WHAT TO WORK ON: Set down the material below word for word, excluding the pictures.
::: DATASET :::
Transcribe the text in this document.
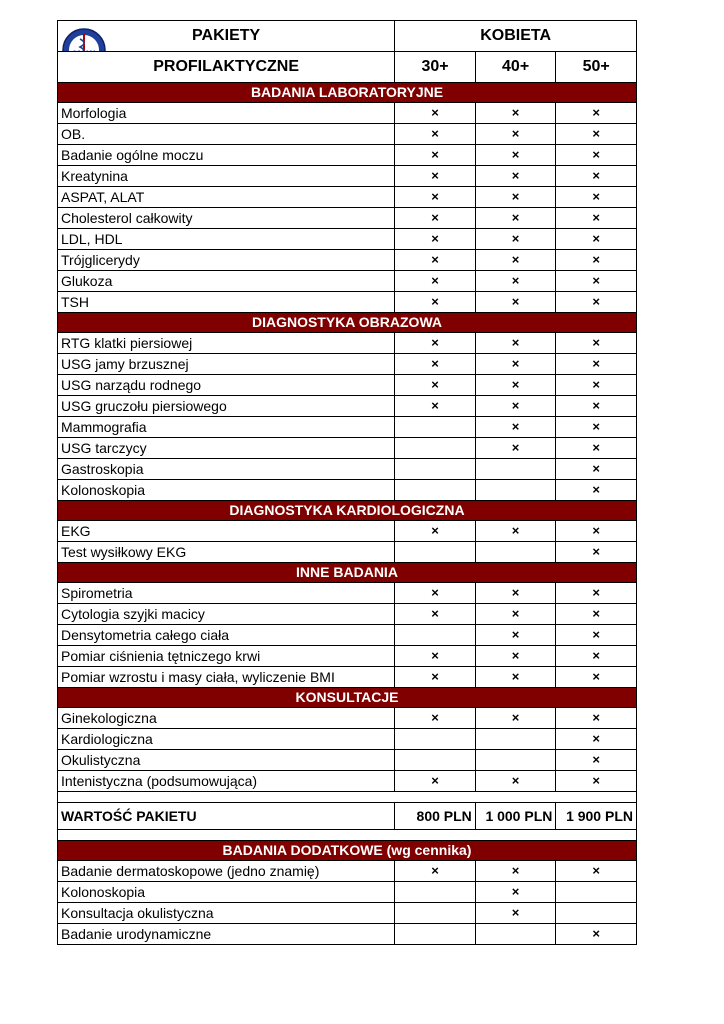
MSW
PAKIETY	KOBIETA		
PROFILAKTYCZNE	30+	40+	50+
BADANIA LABORATORYJNE			
Morfologia	×	×	×
OB.	×	×	×
Badanie ogólne moczu	×	×	×
Kreatynina	×	×	×
ASPAT, ALAT	×	×	×
Cholesterol całkowity	×	×	×
LDL, HDL	×	×	×
Trójglicerydy	×	×	×
Glukoza	×	×	×
TSH	×	×	×
DIAGNOSTYKA OBRAZOWA			
RTG klatki piersiowej	×	×	×
USG jamy brzusznej	×	×	×
USG narządu rodnego	×	×	×
USG gruczołu piersiowego	×	×	×
Mammografia		×	×
USG tarczycy		×	×
Gastroskopia			×
Kolonoskopia			×
DIAGNOSTYKA KARDIOLOGICZNA			
EKG	×	×	×
Test wysiłkowy EKG			×
INNE BADANIA			
Spirometria	×	×	×
Cytologia szyjki macicy	×	×	×
Densytometria całego ciała		×	×
Pomiar ciśnienia tętniczego krwi	×	×	×
Pomiar wzrostu i masy ciała, wyliczenie BMI	×	×	×
KONSULTACJE			
Ginekologiczna	×	×	×
Kardiologiczna			×
Okulistyczna			×
Intenistyczna (podsumowująca)	×	×	×

WARTOŚĆ PAKIETU	800 PLN	1 000 PLN	1 900 PLN

BADANIA DODATKOWE (wg cennika)			
Badanie dermatoskopowe (jedno znamię)	×	×	×
Kolonoskopia		×	
Konsultacja okulistyczna		×	
Badanie urodynamiczne			×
:::
TASK OUTPUT:
Transcribe the text in this document.
MSW
PAKIETY	KOBIETA		
PROFILAKTYCZNE	30+	40+	50+
BADANIA LABORATORYJNE			
Morfologia	×	×	×
OB.	×	×	×
Badanie ogólne moczu	×	×	×
Kreatynina	×	×	×
ASPAT, ALAT	×	×	×
Cholesterol całkowity	×	×	×
LDL, HDL	×	×	×
Trójglicerydy	×	×	×
Glukoza	×	×	×
TSH	×	×	×
DIAGNOSTYKA OBRAZOWA			
RTG klatki piersiowej	×	×	×
USG jamy brzusznej	×	×	×
USG narządu rodnego	×	×	×
USG gruczołu piersiowego	×	×	×
Mammografia		×	×
USG tarczycy		×	×
Gastroskopia			×
Kolonoskopia			×
DIAGNOSTYKA KARDIOLOGICZNA			
EKG	×	×	×
Test wysiłkowy EKG			×
INNE BADANIA			
Spirometria	×	×	×
Cytologia szyjki macicy	×	×	×
Densytometria całego ciała		×	×
Pomiar ciśnienia tętniczego krwi	×	×	×
Pomiar wzrostu i masy ciała, wyliczenie BMI	×	×	×
KONSULTACJE			
Ginekologiczna	×	×	×
Kardiologiczna			×
Okulistyczna			×
Intenistyczna (podsumowująca)	×	×	×

WARTOŚĆ PAKIETU	800 PLN	1 000 PLN	1 900 PLN

BADANIA DODATKOWE (wg cennika)			
Badanie dermatoskopowe (jedno znamię)	×	×	×
Kolonoskopia		×	
Konsultacja okulistyczna		×	
Badanie urodynamiczne			×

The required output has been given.